→ Task details: Starting at the top of the material and continuing through the line containing "legend-label: predicted <box>389", rewrite those lines with every "x-tick-label" changed to "x-axis-tick-label" and nothing else altered.

START Source records

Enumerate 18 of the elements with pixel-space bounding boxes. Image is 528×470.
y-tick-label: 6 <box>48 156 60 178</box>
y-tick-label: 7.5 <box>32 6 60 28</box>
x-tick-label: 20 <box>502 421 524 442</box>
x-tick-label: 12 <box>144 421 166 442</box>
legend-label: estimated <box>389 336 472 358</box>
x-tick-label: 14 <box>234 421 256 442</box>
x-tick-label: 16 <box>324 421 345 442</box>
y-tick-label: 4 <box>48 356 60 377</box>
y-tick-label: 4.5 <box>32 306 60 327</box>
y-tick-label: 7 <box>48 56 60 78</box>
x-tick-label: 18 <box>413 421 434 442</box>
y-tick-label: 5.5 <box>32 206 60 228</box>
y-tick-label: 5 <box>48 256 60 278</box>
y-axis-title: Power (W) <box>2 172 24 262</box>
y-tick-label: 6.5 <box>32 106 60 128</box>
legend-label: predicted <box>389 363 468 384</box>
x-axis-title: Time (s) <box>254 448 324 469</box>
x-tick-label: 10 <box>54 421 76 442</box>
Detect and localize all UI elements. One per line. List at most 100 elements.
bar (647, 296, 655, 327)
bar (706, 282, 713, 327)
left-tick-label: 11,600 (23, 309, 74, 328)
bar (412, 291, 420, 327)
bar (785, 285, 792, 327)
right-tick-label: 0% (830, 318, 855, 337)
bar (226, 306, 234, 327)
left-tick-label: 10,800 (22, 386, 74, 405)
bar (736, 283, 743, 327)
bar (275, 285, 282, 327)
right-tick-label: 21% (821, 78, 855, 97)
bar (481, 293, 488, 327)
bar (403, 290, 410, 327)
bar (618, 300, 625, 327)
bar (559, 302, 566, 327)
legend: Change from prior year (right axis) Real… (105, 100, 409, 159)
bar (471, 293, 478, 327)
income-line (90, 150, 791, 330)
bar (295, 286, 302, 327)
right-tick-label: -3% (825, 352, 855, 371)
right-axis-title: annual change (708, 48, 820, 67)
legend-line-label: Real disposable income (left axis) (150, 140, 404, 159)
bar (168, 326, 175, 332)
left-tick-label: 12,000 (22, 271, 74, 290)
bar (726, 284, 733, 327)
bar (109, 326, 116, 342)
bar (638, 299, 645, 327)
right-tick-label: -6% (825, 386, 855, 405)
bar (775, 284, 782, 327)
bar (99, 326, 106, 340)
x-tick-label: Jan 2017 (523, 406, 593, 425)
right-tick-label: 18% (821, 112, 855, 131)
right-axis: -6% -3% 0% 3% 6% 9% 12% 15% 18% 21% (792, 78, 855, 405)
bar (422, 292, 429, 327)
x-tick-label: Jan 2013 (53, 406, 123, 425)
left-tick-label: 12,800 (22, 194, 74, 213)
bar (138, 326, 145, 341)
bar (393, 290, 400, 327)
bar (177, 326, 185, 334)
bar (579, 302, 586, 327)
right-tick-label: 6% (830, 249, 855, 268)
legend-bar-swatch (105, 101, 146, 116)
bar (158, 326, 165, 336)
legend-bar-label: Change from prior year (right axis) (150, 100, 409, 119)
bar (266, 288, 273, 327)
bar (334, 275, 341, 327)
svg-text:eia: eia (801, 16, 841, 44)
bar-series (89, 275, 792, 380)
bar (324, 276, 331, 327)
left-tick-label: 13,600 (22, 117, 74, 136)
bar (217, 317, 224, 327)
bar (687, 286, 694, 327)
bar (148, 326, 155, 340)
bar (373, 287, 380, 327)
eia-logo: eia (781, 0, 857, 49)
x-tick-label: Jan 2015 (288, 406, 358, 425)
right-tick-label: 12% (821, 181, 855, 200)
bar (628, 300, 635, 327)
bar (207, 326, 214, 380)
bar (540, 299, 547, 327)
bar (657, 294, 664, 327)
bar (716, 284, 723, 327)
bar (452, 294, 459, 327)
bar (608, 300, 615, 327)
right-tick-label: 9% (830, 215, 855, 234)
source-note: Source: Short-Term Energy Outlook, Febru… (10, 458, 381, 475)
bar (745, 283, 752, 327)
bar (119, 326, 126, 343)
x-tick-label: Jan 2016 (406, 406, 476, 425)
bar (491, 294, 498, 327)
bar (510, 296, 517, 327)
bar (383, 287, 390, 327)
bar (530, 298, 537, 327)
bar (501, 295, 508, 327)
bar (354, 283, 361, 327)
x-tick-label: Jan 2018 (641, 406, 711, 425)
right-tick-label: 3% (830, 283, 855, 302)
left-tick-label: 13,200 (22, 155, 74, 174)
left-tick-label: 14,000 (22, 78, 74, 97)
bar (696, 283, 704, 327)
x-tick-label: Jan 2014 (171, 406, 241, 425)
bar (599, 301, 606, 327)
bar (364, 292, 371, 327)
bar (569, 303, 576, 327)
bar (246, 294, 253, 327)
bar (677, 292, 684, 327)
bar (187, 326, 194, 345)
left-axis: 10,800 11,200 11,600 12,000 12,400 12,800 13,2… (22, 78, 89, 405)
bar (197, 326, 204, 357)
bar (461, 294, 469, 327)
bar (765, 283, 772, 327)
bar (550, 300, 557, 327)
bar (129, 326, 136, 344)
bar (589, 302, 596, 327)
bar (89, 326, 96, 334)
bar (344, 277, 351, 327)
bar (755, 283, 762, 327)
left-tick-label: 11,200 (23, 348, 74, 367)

END Source records

→ Task output:
Enumerate 18 of the elements with pixel-space bounding boxes. Image is 528×470.
y-tick-label: 6 <box>48 156 60 178</box>
y-tick-label: 7.5 <box>32 6 60 28</box>
x-axis-tick-label: 20 <box>502 421 524 442</box>
x-axis-tick-label: 12 <box>144 421 166 442</box>
legend-label: estimated <box>389 336 472 358</box>
x-axis-tick-label: 14 <box>234 421 256 442</box>
x-axis-tick-label: 16 <box>324 421 345 442</box>
y-tick-label: 4 <box>48 356 60 377</box>
y-tick-label: 4.5 <box>32 306 60 327</box>
y-tick-label: 7 <box>48 56 60 78</box>
x-axis-tick-label: 18 <box>413 421 434 442</box>
y-tick-label: 5.5 <box>32 206 60 228</box>
y-tick-label: 5 <box>48 256 60 278</box>
y-axis-title: Power (W) <box>2 172 24 262</box>
y-tick-label: 6.5 <box>32 106 60 128</box>
legend-label: predicted <box>389 363 468 384</box>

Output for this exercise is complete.